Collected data
──────────────────────────────
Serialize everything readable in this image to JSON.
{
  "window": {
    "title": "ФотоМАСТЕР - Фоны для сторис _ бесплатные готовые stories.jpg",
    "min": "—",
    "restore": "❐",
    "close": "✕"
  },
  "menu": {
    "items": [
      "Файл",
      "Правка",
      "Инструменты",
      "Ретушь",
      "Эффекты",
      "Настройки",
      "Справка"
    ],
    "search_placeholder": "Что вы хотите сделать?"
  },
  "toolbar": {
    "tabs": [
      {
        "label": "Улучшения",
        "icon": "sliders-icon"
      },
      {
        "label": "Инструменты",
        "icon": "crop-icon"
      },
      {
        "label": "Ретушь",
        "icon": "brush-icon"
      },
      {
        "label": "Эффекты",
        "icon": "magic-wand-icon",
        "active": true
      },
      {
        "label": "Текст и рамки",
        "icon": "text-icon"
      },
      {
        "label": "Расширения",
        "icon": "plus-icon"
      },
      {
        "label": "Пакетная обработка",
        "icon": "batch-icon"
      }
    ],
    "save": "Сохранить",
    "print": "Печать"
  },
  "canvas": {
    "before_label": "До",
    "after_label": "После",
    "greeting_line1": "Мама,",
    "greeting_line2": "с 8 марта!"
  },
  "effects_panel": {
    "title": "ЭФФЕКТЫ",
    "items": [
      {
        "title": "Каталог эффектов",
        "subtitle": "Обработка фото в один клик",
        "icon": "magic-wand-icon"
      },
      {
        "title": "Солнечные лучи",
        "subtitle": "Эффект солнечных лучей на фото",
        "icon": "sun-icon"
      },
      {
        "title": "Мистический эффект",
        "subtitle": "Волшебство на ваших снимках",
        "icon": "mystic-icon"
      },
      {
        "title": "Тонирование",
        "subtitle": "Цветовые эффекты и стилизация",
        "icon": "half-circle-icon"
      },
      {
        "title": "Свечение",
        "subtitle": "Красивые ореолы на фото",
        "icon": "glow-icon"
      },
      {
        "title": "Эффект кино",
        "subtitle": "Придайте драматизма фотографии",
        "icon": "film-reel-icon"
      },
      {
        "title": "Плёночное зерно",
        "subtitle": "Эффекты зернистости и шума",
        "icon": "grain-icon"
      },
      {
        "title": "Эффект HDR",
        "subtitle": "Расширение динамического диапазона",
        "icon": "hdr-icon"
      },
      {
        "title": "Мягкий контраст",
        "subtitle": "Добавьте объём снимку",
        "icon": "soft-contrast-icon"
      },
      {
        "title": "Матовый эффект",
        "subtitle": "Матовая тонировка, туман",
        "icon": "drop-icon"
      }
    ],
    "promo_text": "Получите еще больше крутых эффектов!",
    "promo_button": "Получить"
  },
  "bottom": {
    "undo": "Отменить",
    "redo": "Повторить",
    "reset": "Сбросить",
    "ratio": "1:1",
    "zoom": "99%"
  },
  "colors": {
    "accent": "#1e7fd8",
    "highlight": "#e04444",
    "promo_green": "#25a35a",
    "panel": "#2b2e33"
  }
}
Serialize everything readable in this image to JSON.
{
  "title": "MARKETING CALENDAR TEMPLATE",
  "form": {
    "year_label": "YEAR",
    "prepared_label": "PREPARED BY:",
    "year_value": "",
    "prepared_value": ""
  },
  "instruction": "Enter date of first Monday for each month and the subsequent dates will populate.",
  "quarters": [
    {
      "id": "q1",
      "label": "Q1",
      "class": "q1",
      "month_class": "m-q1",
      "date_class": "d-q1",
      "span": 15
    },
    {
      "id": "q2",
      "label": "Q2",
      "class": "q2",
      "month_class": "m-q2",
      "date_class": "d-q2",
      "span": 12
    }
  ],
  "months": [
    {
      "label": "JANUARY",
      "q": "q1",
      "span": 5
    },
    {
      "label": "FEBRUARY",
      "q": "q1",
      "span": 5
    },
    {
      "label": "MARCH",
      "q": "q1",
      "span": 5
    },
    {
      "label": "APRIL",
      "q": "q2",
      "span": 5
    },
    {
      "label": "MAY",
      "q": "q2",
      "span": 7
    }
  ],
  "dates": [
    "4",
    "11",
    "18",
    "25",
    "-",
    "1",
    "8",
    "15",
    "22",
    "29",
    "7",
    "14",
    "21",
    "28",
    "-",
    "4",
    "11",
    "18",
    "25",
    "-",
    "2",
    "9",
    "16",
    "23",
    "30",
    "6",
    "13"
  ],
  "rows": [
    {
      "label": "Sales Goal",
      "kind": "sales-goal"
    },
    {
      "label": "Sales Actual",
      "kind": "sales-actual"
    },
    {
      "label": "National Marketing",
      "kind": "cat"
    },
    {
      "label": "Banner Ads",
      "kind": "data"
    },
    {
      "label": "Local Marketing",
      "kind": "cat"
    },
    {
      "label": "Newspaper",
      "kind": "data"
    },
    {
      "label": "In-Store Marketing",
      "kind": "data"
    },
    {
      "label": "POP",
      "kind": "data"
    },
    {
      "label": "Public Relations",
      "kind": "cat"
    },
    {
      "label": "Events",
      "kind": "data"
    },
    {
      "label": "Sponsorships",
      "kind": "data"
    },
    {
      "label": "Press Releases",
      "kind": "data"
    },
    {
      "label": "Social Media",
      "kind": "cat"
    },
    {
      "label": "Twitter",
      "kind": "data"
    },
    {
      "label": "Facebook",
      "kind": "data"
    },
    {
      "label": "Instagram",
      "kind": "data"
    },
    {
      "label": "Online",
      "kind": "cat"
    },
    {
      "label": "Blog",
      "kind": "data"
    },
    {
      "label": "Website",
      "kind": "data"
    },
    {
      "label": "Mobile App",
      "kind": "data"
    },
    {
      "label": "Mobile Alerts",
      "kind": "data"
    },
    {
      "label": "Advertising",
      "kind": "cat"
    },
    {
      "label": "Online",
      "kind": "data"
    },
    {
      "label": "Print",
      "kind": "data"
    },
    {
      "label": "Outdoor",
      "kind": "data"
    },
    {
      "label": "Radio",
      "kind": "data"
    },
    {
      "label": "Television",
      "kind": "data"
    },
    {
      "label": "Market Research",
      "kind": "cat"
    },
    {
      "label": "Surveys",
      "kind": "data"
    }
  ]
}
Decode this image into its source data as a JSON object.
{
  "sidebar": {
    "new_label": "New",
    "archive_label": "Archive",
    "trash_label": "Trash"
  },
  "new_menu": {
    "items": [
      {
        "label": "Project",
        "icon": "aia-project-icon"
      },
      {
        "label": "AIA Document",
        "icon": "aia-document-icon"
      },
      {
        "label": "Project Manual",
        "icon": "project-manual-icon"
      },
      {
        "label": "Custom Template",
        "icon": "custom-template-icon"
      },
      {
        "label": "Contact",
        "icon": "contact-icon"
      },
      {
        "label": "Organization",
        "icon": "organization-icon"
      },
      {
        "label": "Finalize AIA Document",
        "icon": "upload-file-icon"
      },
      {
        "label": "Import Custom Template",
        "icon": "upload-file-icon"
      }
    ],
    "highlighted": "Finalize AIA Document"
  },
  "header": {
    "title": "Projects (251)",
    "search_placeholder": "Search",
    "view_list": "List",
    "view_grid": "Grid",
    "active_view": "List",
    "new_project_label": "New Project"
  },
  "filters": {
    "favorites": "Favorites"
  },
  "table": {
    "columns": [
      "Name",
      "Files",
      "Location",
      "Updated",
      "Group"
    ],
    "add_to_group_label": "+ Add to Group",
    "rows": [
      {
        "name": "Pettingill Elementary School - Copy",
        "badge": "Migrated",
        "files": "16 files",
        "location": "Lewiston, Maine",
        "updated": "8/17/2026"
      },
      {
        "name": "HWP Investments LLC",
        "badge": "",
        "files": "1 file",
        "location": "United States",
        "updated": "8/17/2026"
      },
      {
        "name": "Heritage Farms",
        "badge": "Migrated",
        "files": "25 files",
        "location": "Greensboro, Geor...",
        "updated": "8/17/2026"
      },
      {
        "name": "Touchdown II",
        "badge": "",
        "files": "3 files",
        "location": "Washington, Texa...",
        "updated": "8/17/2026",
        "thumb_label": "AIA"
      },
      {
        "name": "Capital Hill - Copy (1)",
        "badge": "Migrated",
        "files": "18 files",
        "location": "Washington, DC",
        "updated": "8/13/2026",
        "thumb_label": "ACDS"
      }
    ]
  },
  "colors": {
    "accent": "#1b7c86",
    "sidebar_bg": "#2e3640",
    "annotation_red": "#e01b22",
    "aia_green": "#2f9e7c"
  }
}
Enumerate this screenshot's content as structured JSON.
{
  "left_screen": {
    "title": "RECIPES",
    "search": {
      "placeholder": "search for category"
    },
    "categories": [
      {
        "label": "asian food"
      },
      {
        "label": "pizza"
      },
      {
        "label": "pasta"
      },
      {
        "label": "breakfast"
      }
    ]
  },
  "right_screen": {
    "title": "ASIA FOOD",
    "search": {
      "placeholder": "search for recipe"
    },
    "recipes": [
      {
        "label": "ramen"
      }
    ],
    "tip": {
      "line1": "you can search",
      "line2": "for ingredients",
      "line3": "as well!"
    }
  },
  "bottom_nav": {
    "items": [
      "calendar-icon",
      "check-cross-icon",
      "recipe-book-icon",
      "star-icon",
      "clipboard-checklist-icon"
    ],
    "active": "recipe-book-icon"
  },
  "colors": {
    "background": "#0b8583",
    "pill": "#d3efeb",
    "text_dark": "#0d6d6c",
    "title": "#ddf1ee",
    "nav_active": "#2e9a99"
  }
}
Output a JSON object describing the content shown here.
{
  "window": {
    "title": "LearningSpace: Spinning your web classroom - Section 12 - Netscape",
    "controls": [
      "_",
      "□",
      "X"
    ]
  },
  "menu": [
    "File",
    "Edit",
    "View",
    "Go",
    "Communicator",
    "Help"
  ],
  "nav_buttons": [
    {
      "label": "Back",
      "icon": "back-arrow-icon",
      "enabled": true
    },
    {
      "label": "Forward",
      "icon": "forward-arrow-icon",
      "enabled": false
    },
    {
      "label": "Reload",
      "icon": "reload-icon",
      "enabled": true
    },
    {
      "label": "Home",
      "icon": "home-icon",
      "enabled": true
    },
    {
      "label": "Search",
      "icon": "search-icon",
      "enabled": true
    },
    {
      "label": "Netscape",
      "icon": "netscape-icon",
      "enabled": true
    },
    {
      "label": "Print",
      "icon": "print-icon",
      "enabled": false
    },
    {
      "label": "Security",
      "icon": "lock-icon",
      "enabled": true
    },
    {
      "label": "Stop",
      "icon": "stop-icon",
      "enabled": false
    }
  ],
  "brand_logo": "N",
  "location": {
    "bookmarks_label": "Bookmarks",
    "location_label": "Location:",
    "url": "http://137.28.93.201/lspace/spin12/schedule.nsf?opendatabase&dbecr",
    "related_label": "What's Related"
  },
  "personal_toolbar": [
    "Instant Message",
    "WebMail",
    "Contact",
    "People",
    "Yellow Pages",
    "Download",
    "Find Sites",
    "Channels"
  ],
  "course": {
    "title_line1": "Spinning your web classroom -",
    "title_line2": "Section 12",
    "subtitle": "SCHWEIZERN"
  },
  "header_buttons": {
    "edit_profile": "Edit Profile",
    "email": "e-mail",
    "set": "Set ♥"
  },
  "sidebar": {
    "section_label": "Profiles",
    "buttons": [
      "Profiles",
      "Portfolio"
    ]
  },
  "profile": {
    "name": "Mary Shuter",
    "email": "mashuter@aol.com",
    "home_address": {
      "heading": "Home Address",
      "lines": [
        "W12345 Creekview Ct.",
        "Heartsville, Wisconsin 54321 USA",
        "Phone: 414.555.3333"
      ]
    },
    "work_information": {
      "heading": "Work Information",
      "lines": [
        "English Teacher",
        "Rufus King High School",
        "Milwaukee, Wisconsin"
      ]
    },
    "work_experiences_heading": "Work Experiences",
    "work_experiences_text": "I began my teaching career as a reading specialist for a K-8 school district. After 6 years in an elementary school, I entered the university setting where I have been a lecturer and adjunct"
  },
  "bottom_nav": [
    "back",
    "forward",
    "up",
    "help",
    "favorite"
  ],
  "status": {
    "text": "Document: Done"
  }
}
──────────────────────────────
From the records above, report the count of lines containing "object" and nothing more.

2